BEGIN

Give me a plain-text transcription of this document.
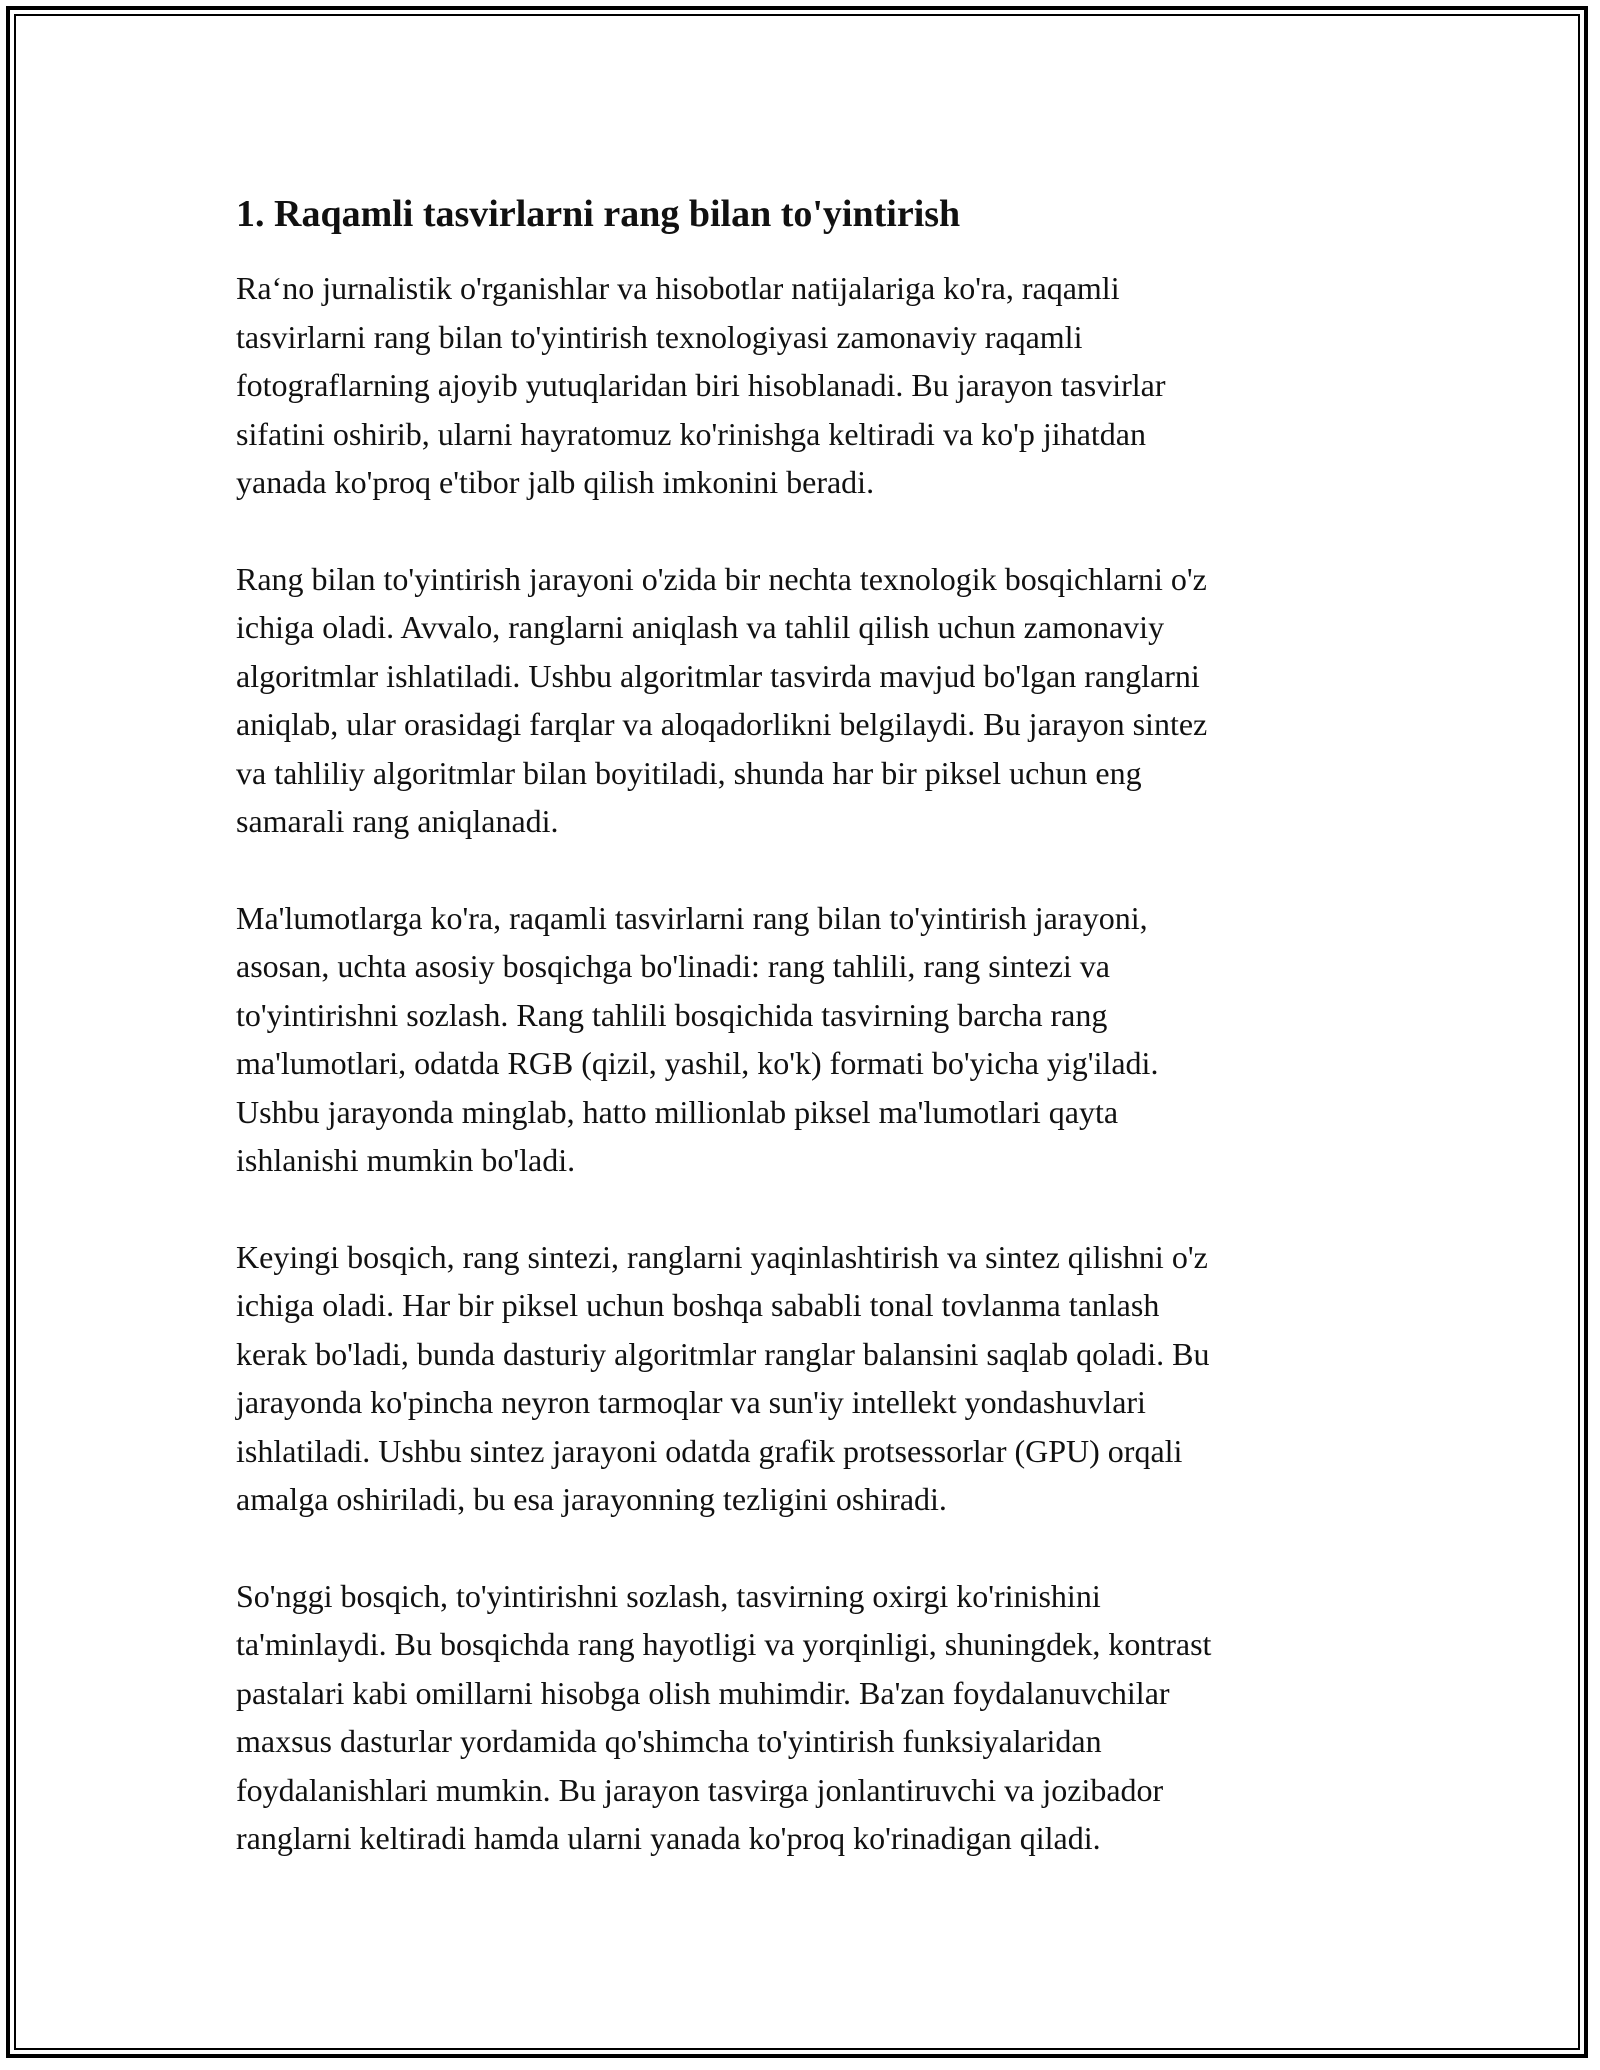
1. Raqamli tasvirlarni rang bilan to'yintirish

Ra‘no jurnalistik o'rganishlar va hisobotlar natijalariga ko'ra, raqamli
tasvirlarni rang bilan to'yintirish texnologiyasi zamonaviy raqamli
fotograflarning ajoyib yutuqlaridan biri hisoblanadi. Bu jarayon tasvirlar
sifatini oshirib, ularni hayratomuz ko'rinishga keltiradi va ko'p jihatdan
yanada ko'proq e'tibor jalb qilish imkonini beradi.

Rang bilan to'yintirish jarayoni o'zida bir nechta texnologik bosqichlarni o'z
ichiga oladi. Avvalo, ranglarni aniqlash va tahlil qilish uchun zamonaviy
algoritmlar ishlatiladi. Ushbu algoritmlar tasvirda mavjud bo'lgan ranglarni
aniqlab, ular orasidagi farqlar va aloqadorlikni belgilaydi. Bu jarayon sintez
va tahliliy algoritmlar bilan boyitiladi, shunda har bir piksel uchun eng
samarali rang aniqlanadi.

Ma'lumotlarga ko'ra, raqamli tasvirlarni rang bilan to'yintirish jarayoni,
asosan, uchta asosiy bosqichga bo'linadi: rang tahlili, rang sintezi va
to'yintirishni sozlash. Rang tahlili bosqichida tasvirning barcha rang
ma'lumotlari, odatda RGB (qizil, yashil, ko'k) formati bo'yicha yig'iladi.
Ushbu jarayonda minglab, hatto millionlab piksel ma'lumotlari qayta
ishlanishi mumkin bo'ladi.

Keyingi bosqich, rang sintezi, ranglarni yaqinlashtirish va sintez qilishni o'z
ichiga oladi. Har bir piksel uchun boshqa sababli tonal tovlanma tanlash
kerak bo'ladi, bunda dasturiy algoritmlar ranglar balansini saqlab qoladi. Bu
jarayonda ko'pincha neyron tarmoqlar va sun'iy intellekt yondashuvlari
ishlatiladi. Ushbu sintez jarayoni odatda grafik protsessorlar (GPU) orqali
amalga oshiriladi, bu esa jarayonning tezligini oshiradi.

So'nggi bosqich, to'yintirishni sozlash, tasvirning oxirgi ko'rinishini
ta'minlaydi. Bu bosqichda rang hayotligi va yorqinligi, shuningdek, kontrast
pastalari kabi omillarni hisobga olish muhimdir. Ba'zan foydalanuvchilar
maxsus dasturlar yordamida qo'shimcha to'yintirish funksiyalaridan
foydalanishlari mumkin. Bu jarayon tasvirga jonlantiruvchi va jozibador
ranglarni keltiradi hamda ularni yanada ko'proq ko'rinadigan qiladi.
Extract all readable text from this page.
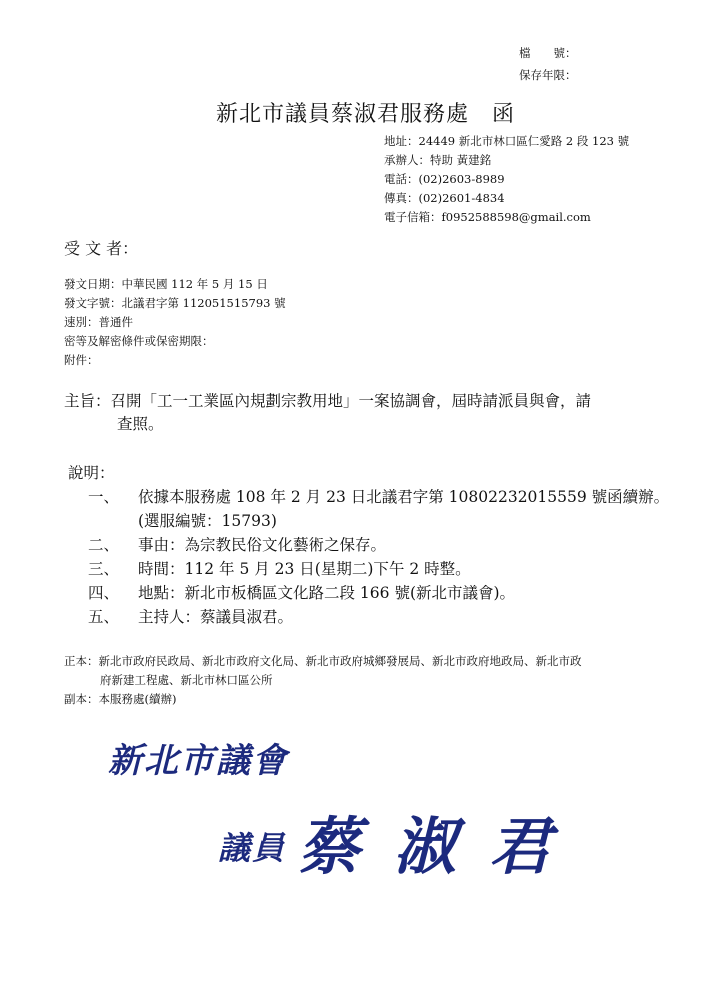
檔　　號：
保存年限：
新北市議員蔡淑君服務處　函
地址：24449 新北市林口區仁愛路 2 段 123 號
承辦人：特助 黃建銘
電話：(02)2603-8989
傳真：(02)2601-4834
電子信箱：f0952588598@gmail.com
受 文 者：
發文日期：中華民國 112 年 5 月 15 日
發文字號：北議君字第 112051515793 號
速別：普通件
密等及解密條件或保密期限：
附件：
主旨：召開「工一工業區內規劃宗教用地」一案協調會，屆時請派員與會，請
查照。
說明：
一、 依據本服務處 108 年 2 月 23 日北議君字第 10802232015559 號函續辦。
(選服編號：15793)
二、 事由：為宗教民俗文化藝術之保存。
三、 時間：112 年 5 月 23 日(星期二)下午 2 時整。
四、 地點：新北市板橋區文化路二段 166 號(新北市議會)。
五、 主持人：蔡議員淑君。
正本：新北市政府民政局、新北市政府文化局、新北市政府城鄉發展局、新北市政府地政局、新北市政
府新建工程處、新北市林口區公所
副本：本服務處(續辦)
新北市議會
議員 蔡 淑 君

END

PROBLEM DETAILS.
Take each line of the material that contains the word "sintezi" and list it.

FINISHED EXERCISE.
asosan, uchta asosiy bosqichga bo'linadi: rang tahlili, rang sintezi va
Keyingi bosqich, rang sintezi, ranglarni yaqinlashtirish va sintez qilishni o'z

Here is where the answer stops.